◆ Problem description
Every line in the listing is to be echoed verbatim.

──────── Given data ────────

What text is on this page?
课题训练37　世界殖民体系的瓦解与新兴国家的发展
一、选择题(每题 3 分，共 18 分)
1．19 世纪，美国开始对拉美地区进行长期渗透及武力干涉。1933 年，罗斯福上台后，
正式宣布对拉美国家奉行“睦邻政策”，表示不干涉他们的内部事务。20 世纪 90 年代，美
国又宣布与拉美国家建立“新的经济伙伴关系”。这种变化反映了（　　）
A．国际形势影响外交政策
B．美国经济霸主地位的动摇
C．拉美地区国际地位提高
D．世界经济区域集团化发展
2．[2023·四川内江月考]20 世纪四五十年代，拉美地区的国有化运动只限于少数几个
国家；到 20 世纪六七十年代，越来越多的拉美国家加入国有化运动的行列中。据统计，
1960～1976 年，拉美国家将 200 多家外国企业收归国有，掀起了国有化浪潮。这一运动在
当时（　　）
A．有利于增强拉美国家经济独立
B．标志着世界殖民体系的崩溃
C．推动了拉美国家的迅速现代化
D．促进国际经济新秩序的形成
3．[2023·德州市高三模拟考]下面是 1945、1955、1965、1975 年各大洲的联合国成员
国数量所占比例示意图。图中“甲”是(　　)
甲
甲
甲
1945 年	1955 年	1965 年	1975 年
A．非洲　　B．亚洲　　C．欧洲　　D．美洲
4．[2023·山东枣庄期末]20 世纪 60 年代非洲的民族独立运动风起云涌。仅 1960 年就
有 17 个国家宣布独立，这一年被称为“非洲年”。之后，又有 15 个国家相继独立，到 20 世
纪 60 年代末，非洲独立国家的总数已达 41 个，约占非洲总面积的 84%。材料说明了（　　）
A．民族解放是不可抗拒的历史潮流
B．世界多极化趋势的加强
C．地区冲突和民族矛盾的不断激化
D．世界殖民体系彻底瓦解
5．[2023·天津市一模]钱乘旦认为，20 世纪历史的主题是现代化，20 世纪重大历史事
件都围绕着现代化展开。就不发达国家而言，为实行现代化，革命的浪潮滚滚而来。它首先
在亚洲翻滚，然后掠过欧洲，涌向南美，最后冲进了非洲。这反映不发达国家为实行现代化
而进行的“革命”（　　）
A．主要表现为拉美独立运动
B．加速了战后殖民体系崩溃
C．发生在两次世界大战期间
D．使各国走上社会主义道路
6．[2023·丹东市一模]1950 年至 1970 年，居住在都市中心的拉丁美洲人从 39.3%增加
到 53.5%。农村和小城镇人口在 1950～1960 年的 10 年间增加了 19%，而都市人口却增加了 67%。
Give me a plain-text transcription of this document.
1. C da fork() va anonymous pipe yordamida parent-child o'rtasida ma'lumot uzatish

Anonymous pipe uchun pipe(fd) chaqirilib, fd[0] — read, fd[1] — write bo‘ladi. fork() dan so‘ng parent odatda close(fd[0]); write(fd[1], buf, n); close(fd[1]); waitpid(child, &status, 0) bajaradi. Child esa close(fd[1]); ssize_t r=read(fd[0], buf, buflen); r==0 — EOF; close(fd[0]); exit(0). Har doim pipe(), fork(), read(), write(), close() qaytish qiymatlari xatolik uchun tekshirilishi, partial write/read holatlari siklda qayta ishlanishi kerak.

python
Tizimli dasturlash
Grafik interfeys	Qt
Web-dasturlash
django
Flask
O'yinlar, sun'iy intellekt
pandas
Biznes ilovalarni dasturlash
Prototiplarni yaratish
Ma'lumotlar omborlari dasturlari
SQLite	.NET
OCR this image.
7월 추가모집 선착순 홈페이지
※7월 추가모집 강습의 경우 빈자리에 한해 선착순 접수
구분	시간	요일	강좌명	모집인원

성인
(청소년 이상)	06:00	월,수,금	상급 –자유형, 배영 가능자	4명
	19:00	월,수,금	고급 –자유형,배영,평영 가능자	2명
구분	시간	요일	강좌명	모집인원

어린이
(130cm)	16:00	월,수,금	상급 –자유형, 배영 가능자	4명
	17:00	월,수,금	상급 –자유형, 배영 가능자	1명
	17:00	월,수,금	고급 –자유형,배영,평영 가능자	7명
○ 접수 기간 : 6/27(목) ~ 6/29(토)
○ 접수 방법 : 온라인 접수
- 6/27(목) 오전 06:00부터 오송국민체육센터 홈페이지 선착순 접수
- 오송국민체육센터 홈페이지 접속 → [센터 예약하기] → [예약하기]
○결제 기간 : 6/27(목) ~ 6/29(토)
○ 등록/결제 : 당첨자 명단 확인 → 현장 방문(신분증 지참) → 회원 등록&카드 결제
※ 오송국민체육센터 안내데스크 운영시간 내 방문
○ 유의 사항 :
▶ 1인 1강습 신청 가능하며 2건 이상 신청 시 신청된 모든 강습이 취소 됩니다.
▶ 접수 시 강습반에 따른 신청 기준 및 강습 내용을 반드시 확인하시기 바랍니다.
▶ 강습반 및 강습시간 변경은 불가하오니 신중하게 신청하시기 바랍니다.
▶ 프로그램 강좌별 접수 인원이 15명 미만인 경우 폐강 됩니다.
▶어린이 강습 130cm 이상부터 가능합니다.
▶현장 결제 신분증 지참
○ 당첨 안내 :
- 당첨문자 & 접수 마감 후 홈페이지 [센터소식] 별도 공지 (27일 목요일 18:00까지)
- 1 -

────────

◆ Task result
What text is on this page?
课题训练37　世界殖民体系的瓦解与新兴国家的发展
一、选择题(每题 3 分，共 18 分)
1．19 世纪，美国开始对拉美地区进行长期渗透及武力干涉。1933 年，罗斯福上台后，
正式宣布对拉美国家奉行“睦邻政策”，表示不干涉他们的内部事务。20 世纪 90 年代，美
国又宣布与拉美国家建立“新的经济伙伴关系”。这种变化反映了（　　）
A．国际形势影响外交政策
B．美国经济霸主地位的动摇
C．拉美地区国际地位提高
D．世界经济区域集团化发展
2．[2023·四川内江月考]20 世纪四五十年代，拉美地区的国有化运动只限于少数几个
国家；到 20 世纪六七十年代，越来越多的拉美国家加入国有化运动的行列中。据统计，
1960～1976 年，拉美国家将 200 多家外国企业收归国有，掀起了国有化浪潮。这一运动在
当时（　　）
A．有利于增强拉美国家经济独立
B．标志着世界殖民体系的崩溃
C．推动了拉美国家的迅速现代化
D．促进国际经济新秩序的形成
3．[2023·德州市高三模拟考]下面是 1945、1955、1965、1975 年各大洲的联合国成员
国数量所占比例示意图。图中“甲”是(　　)
甲
甲
甲
1945 年	1955 年	1965 年	1975 年
A．非洲　　B．亚洲　　C．欧洲　　D．美洲
4．[2023·山东枣庄期末]20 世纪 60 年代非洲的民族独立运动风起云涌。仅 1960 年就
有 17 个国家宣布独立，这一年被称为“非洲年”。之后，又有 15 个国家相继独立，到 20 世
纪 60 年代末，非洲独立国家的总数已达 41 个，约占非洲总面积的 84%。材料说明了（　　）
A．民族解放是不可抗拒的历史潮流
B．世界多极化趋势的加强
C．地区冲突和民族矛盾的不断激化
D．世界殖民体系彻底瓦解
5．[2023·天津市一模]钱乘旦认为，20 世纪历史的主题是现代化，20 世纪重大历史事
件都围绕着现代化展开。就不发达国家而言，为实行现代化，革命的浪潮滚滚而来。它首先
在亚洲翻滚，然后掠过欧洲，涌向南美，最后冲进了非洲。这反映不发达国家为实行现代化
而进行的“革命”（　　）
A．主要表现为拉美独立运动
B．加速了战后殖民体系崩溃
C．发生在两次世界大战期间
D．使各国走上社会主义道路
6．[2023·丹东市一模]1950 年至 1970 年，居住在都市中心的拉丁美洲人从 39.3%增加
到 53.5%。农村和小城镇人口在 1950～1960 年的 10 年间增加了 19%，而都市人口却增加了 67%。
Give me a plain-text transcription of this document.
1. C da fork() va anonymous pipe yordamida parent-child o'rtasida ma'lumot uzatish

Anonymous pipe uchun pipe(fd) chaqirilib, fd[0] — read, fd[1] — write bo‘ladi. fork() dan so‘ng parent odatda close(fd[0]); write(fd[1], buf, n); close(fd[1]); waitpid(child, &status, 0) bajaradi. Child esa close(fd[1]); ssize_t r=read(fd[0], buf, buflen); r==0 — EOF; close(fd[0]); exit(0). Har doim pipe(), fork(), read(), write(), close() qaytish qiymatlari xatolik uchun tekshirilishi, partial write/read holatlari siklda qayta ishlanishi kerak.

python
Tizimli dasturlash
Grafik interfeys	Qt
Web-dasturlash
django
Flask
O'yinlar, sun'iy intellekt
pandas
Biznes ilovalarni dasturlash
Prototiplarni yaratish
Ma'lumotlar omborlari dasturlari
SQLite	.NET
OCR this image.
7월 추가모집 선착순 홈페이지
※7월 추가모집 강습의 경우 빈자리에 한해 선착순 접수
구분	시간	요일	강좌명	모집인원

성인
(청소년 이상)	06:00	월,수,금	상급 –자유형, 배영 가능자	4명
	19:00	월,수,금	고급 –자유형,배영,평영 가능자	2명
구분	시간	요일	강좌명	모집인원

어린이
(130cm)	16:00	월,수,금	상급 –자유형, 배영 가능자	4명
	17:00	월,수,금	상급 –자유형, 배영 가능자	1명
	17:00	월,수,금	고급 –자유형,배영,평영 가능자	7명
○ 접수 기간 : 6/27(목) ~ 6/29(토)
○ 접수 방법 : 온라인 접수
- 6/27(목) 오전 06:00부터 오송국민체육센터 홈페이지 선착순 접수
- 오송국민체육센터 홈페이지 접속 → [센터 예약하기] → [예약하기]
○결제 기간 : 6/27(목) ~ 6/29(토)
○ 등록/결제 : 당첨자 명단 확인 → 현장 방문(신분증 지참) → 회원 등록&카드 결제
※ 오송국민체육센터 안내데스크 운영시간 내 방문
○ 유의 사항 :
▶ 1인 1강습 신청 가능하며 2건 이상 신청 시 신청된 모든 강습이 취소 됩니다.
▶ 접수 시 강습반에 따른 신청 기준 및 강습 내용을 반드시 확인하시기 바랍니다.
▶ 강습반 및 강습시간 변경은 불가하오니 신중하게 신청하시기 바랍니다.
▶ 프로그램 강좌별 접수 인원이 15명 미만인 경우 폐강 됩니다.
▶어린이 강습 130cm 이상부터 가능합니다.
▶현장 결제 신분증 지참
○ 당첨 안내 :
- 당첨문자 & 접수 마감 후 홈페이지 [센터소식] 별도 공지 (27일 목요일 18:00까지)
- 1 -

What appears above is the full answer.